Task to carry out :: Wherever the word "바랍니다" appears in a line, copy that line.

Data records
"""
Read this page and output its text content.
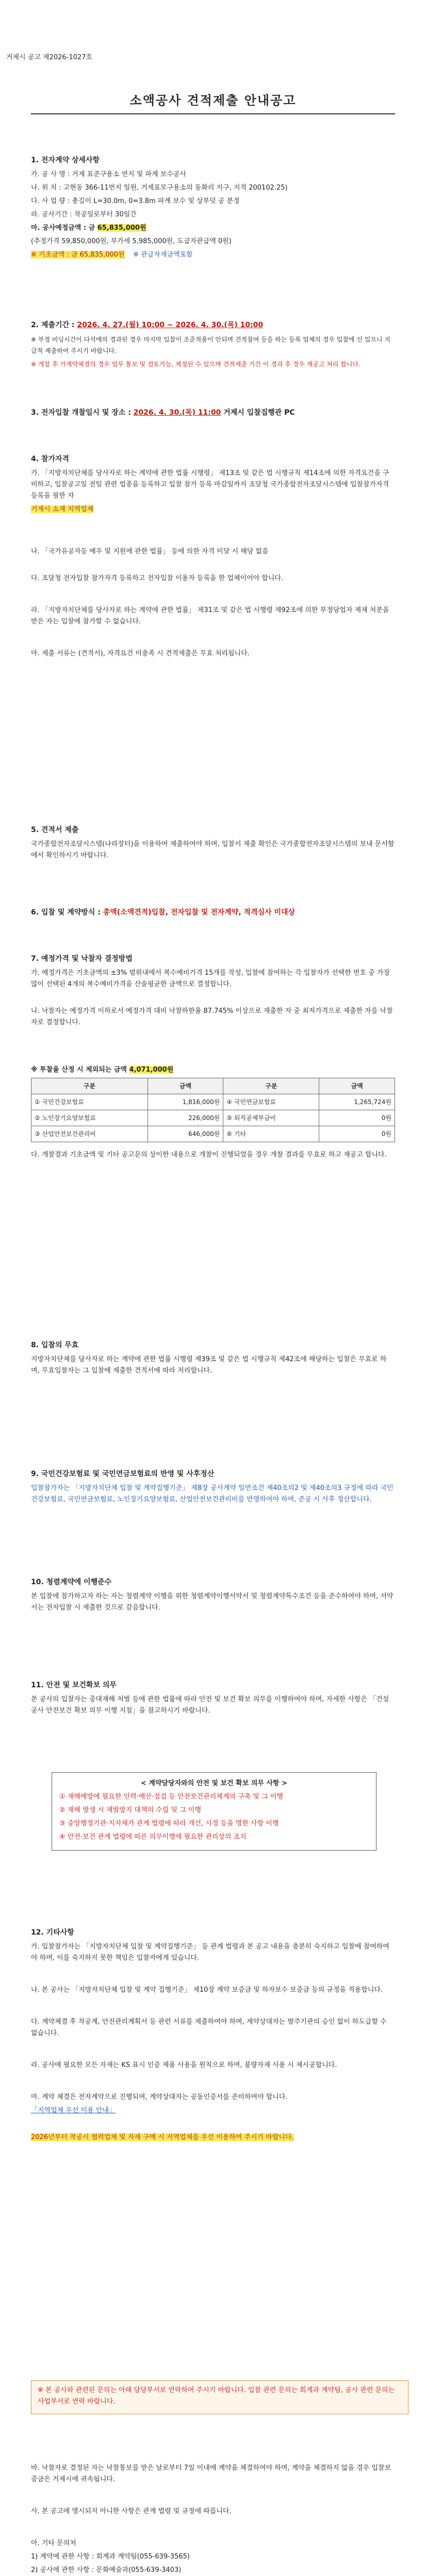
거제시 공고 제2026-1027호
소액공사 견적제출 안내공고
1. 전자계약 상세사항

가. 공 사 명 : 거제 표준구용소 연지 및 파계 보수공사

나. 위 치 : 고현동 366-11번지 일원, 거제표모구용소의 동화리 지구, 지적 200102.25)

다. 사 업 량 : 총길이 L=30.0m, 0=3.8m 파계 보수 및 상부덧 공 분정

라. 공사기간 : 착공일로부터 30일간

마. 공사예정금액 : 금 65,835,000원

(추정가격 59,850,000원, 부가세 5,985,000원, 도급자관급액 0원)

※ 기초금액 : 금 65,835,000원 ※ 관급자재금액포함

2. 제출기간 : 2026. 4. 27.(월) 10:00 ~ 2026. 4. 30.(목) 10:00

※ 부정 비딩시간이 다석에의 경과된 경우 마지막 입찰이 조준적용이 안되며 견적참여 등을 하는 등록 업체의 경우 입찰에 신 있으니 지급적 제출하여 주시기 바랍니다.

※ 개찰 후 가계약체결의 경우 업무 통보 및 검토가능, 제정된 수 있으며 견적제출 기간 이 경과 후 경우 재공고 처리 합니다.

3. 전자입찰 개찰일시 및 장소 : 2026. 4. 30.(목) 11:00 거제시 입찰집행관 PC
4. 참가자격

가. 「지방자치단체를 당사자로 하는 계약에 관한 법률 시행령」 제13조 및 같은 법 시행규칙 제14조에 의한 자격요건을 구비하고, 입찰공고일 전일 관련 업종을 등록하고 입찰 참가 등록 마감일까지 조달청 국가종합전자조달시스템에 입찰참가자격 등록을 필한 자

거제시 소재 지역업체

나. 「국가유공자등 예우 및 지원에 관한 법률」 등에 의한 자격 미달 시 해당 없음

다. 조달청 전자입찰 참가자격 등록하고 전자입찰 이용자 등록을 한 업체이어야 합니다.

라. 「지방자치단체를 당사자로 하는 계약에 관한 법률」 제31조 및 같은 법 시행령 제92조에 의한 부정당업자 제재 처분을 받은 자는 입찰에 참가할 수 없습니다.

마. 제출 서류는 (견적서), 자격요건 미충족 시 견적제출은 무효 처리됩니다.

5. 견적서 제출

국가종합전자조달시스템(나라장터)을 이용하여 제출하여야 하며, 입찰서 제출 확인은 국가종합전자조달시스템의 보내 문서함에서 확인하시기 바랍니다.

6. 입찰 및 계약방식 : 총액(소액견적)입찰, 전자입찰 및 전자계약, 적격심사 미대상
7. 예정가격 및 낙찰자 결정방법

가. 예정가격은 기초금액의 ±3% 범위내에서 복수예비가격 15개를 작성, 입찰에 참여하는 각 입찰자가 선택한 번호 중 가장 많이 선택된 4개의 복수예비가격을 산술평균한 금액으로 결정합니다.

나. 낙찰자는 예정가격 이하로서 예정가격 대비 낙찰하한율 87.745% 이상으로 제출한 자 중 최저가격으로 제출한 자를 낙찰자로 결정합니다.

※ 투찰율 산정 시 제외되는 금액 4,071,000원

구분	금액	구분	금액
① 국민건강보험료	1,816,000원	④ 국민연금보험료	1,265,724원
② 노인장기요양보험료	226,000원	⑤ 퇴직공제부금비	0원
③ 산업안전보건관리비	646,000원	⑥ 기타	0원

다. 개찰결과 기초금액 및 기타 공고문의 상이한 내용으로 개찰이 진행되었을 경우 개찰 결과를 무효로 하고 재공고 합니다.

8. 입찰의 무효

지방자치단체를 당사자로 하는 계약에 관한 법률 시행령 제39조 및 같은 법 시행규칙 제42조에 해당하는 입찰은 무효로 하며, 무효입찰자는 그 입찰에 제출한 견적서에 따라 처리합니다.

9. 국민건강보험료 및 국민연금보험료의 반영 및 사후정산

입찰참가자는 「지방자치단체 입찰 및 계약집행기준」 제8장 공사계약 일반조건 제40조의2 및 제40조의3 규정에 따라 국민건강보험료, 국민연금보험료, 노인장기요양보험료, 산업안전보건관리비를 반영하여야 하며, 준공 시 사후 정산합니다.

10. 청렴계약에 이행준수

본 입찰에 참가하고자 하는 자는 청렴계약 이행을 위한 청렴계약이행서약서 및 청렴계약특수조건 등을 준수하여야 하며, 서약서는 전자입찰 시 제출한 것으로 갈음합니다.

11. 안전 및 보건확보 의무

본 공사의 입찰자는 중대재해 처벌 등에 관한 법률에 따라 안전 및 보건 확보 의무를 이행하여야 하며, 자세한 사항은 「건설공사 안전보건 확보 의무 이행 지침」을 참고하시기 바랍니다.

< 계약담당자와의 안전 및 보건 확보 의무 사항 >

① 재해예방에 필요한 인력·예산·점검 등 안전보건관리체계의 구축 및 그 이행

② 재해 발생 시 재발방지 대책의 수립 및 그 이행

③ 중앙행정기관·지자체가 관계 법령에 따라 개선, 시정 등을 명한 사항 이행

④ 안전·보건 관계 법령에 따른 의무이행에 필요한 관리상의 조치

12. 기타사항

가. 입찰참가자는 「지방자치단체 입찰 및 계약집행기준」 등 관계 법령과 본 공고 내용을 충분히 숙지하고 입찰에 참여하여야 하며, 이를 숙지하지 못한 책임은 입찰자에게 있습니다.

나. 본 공사는 「지방자치단체 입찰 및 계약 집행기준」 제10장 계약 보증금 및 하자보수 보증금 등의 규정을 적용합니다.

다. 계약체결 후 착공계, 안전관리계획서 등 관련 서류를 제출하여야 하며, 계약상대자는 발주기관의 승인 없이 하도급할 수 없습니다.

라. 공사에 필요한 모든 자재는 KS 표시 인증 제품 사용을 원칙으로 하며, 불량자재 사용 시 재시공합니다.

마. 계약 체결은 전자계약으로 진행되며, 계약상대자는 공동인증서를 준비하여야 합니다.

「지역업체 우선 이용 안내」

2026년부터 착공시 협력업체 및 자재 구매 시 지역업체를 우선 이용하여 주시기 바랍니다.

※ 본 공사와 관련된 문의는 아래 담당부서로 연락하여 주시기 바랍니다. 입찰 관련 문의는 회계과 계약팀, 공사 관련 문의는 사업부서로 연락 바랍니다.

바. 낙찰자로 결정된 자는 낙찰통보를 받은 날로부터 7일 이내에 계약을 체결하여야 하며, 계약을 체결하지 않을 경우 입찰보증금은 거제시에 귀속됩니다.

사. 본 공고에 명시되지 아니한 사항은 관계 법령 및 규정에 따릅니다.

아. 기타 문의처

1) 계약에 관한 사항 : 회계과 계약팀(055-639-3565)

2) 공사에 관한 사항 : 문화예술과(055-639-3403)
"""
Result below ::
※ 부정 비딩시간이 다석에의 경과된 경우 마지막 입찰이 조준적용이 안되며 견적참여 등을 하는 등록 업체의 경우 입찰에 신 있으니 지급적 제출하여 주시기 바랍니다.
국가종합전자조달시스템(나라장터)을 이용하여 제출하여야 하며, 입찰서 제출 확인은 국가종합전자조달시스템의 보내 문서함에서 확인하시기 바랍니다.
본 공사의 입찰자는 중대재해 처벌 등에 관한 법률에 따라 안전 및 보건 확보 의무를 이행하여야 하며, 자세한 사항은 「건설공사 안전보건 확보 의무 이행 지침」을 참고하시기 바랍니다.
2026년부터 착공시 협력업체 및 자재 구매 시 지역업체를 우선 이용하여 주시기 바랍니다.
※ 본 공사와 관련된 문의는 아래 담당부서로 연락하여 주시기 바랍니다. 입찰 관련 문의는 회계과 계약팀, 공사 관련 문의는 사업부서로 연락 바랍니다.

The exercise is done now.